-- Exercise instructions --
1. In the passage on the finite-difference matrix, list every distinct number that appears as an entry of the block $B_i$.
2. Continue the passage on the finite-difference matrix, starting after its final sentence.

Thus, the matrix for $\partial_{xx}$ is block-diagonal and organized as follows:
\begin{align*} FD_x = \begin{pmatrix} B_1 & 0 & \cdots & 0 \\ 0 & B_2 & \cdots & 0 \\ \vdots & \vdots & \ddots & \vdots \\ 0 & \cdots & 0 & B_{N_y} \end{pmatrix} & \hspace{1cm} \text{with} & B_i = \begin{pmatrix} -2 & 1 & 0 & \cdots & 0 \\ 1 & -2 & 1 & \ddots & \vdots \\ 0 & 1 & \ddots & \ddots & 0 \\ \vdots & \ddots & \ddots & \ddots & 1 \\ 0 & \cdots & 0 & 1 & -2 \end{pmatrix}_{N_x \times N_x} \end{align*}The matrix for $\partial_{xx}$ has has non-zero entries in the diagonal and the $N_{xx}$-th upper and lower diagonals.

-- Data extract --
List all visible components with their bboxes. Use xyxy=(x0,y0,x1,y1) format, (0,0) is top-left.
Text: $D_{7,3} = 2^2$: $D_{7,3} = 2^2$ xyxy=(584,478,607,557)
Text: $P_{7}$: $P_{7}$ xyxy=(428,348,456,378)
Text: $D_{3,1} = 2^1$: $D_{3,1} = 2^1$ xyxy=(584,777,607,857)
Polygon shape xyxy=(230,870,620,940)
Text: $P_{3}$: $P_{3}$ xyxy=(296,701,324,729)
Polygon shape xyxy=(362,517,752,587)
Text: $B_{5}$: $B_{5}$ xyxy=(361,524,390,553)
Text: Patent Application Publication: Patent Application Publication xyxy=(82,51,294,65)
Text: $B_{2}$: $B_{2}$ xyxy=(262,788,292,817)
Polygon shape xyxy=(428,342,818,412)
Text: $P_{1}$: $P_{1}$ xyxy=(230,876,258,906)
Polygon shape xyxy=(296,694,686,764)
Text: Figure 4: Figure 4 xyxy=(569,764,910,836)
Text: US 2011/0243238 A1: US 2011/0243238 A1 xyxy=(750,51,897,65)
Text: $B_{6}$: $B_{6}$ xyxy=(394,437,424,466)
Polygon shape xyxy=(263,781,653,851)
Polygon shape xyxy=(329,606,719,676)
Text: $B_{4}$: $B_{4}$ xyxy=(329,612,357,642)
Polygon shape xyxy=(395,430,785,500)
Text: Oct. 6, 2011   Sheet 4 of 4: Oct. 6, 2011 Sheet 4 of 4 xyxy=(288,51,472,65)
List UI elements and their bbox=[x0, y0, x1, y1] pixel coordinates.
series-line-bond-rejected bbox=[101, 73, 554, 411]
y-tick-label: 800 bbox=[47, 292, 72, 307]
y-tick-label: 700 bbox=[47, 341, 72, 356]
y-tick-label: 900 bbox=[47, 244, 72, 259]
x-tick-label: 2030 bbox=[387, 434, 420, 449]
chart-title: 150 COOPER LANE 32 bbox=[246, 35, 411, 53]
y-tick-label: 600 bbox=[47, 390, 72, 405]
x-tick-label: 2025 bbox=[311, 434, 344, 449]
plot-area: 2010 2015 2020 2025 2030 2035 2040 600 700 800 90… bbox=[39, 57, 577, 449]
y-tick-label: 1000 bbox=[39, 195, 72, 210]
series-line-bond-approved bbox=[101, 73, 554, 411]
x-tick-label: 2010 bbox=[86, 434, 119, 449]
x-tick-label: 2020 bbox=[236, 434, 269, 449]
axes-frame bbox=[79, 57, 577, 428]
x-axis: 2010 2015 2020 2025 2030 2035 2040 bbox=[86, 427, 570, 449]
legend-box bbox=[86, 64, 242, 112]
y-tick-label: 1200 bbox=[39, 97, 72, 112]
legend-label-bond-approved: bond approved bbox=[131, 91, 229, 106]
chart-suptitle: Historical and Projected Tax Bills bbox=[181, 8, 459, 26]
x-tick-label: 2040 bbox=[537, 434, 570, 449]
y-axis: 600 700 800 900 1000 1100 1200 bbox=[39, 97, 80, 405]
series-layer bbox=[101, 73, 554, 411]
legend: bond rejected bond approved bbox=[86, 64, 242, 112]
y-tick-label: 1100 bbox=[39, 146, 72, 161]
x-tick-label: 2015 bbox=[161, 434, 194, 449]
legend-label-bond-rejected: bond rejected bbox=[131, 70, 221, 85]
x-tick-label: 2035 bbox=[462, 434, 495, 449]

-- Expected responses --
1. -2, 1, 0

2.
\begin{align*} FD_y = \begin{pmatrix} -2 & 0 & \cdots & 1 & \cdots & 0 \\ 0 & -2 & 0 & \ddots & \ddots & \vdots \\ \vdots & 0 & -2 & \ddots & \ddots & 1 \\ 1 & \ddots & \ddots & \ddots & \ddots & \vdots \\ \vdots & \ddots & \ddots & \ddots & \ddots & 0 \\ 0 & \cdots & 1 & \cdots & 0 & -2 \end{pmatrix}_{N_x N_y \times N_x N_y} \end{align*}The sum of these matrices, combined with their step sizes, forms the finite difference matrix that is used for the integration.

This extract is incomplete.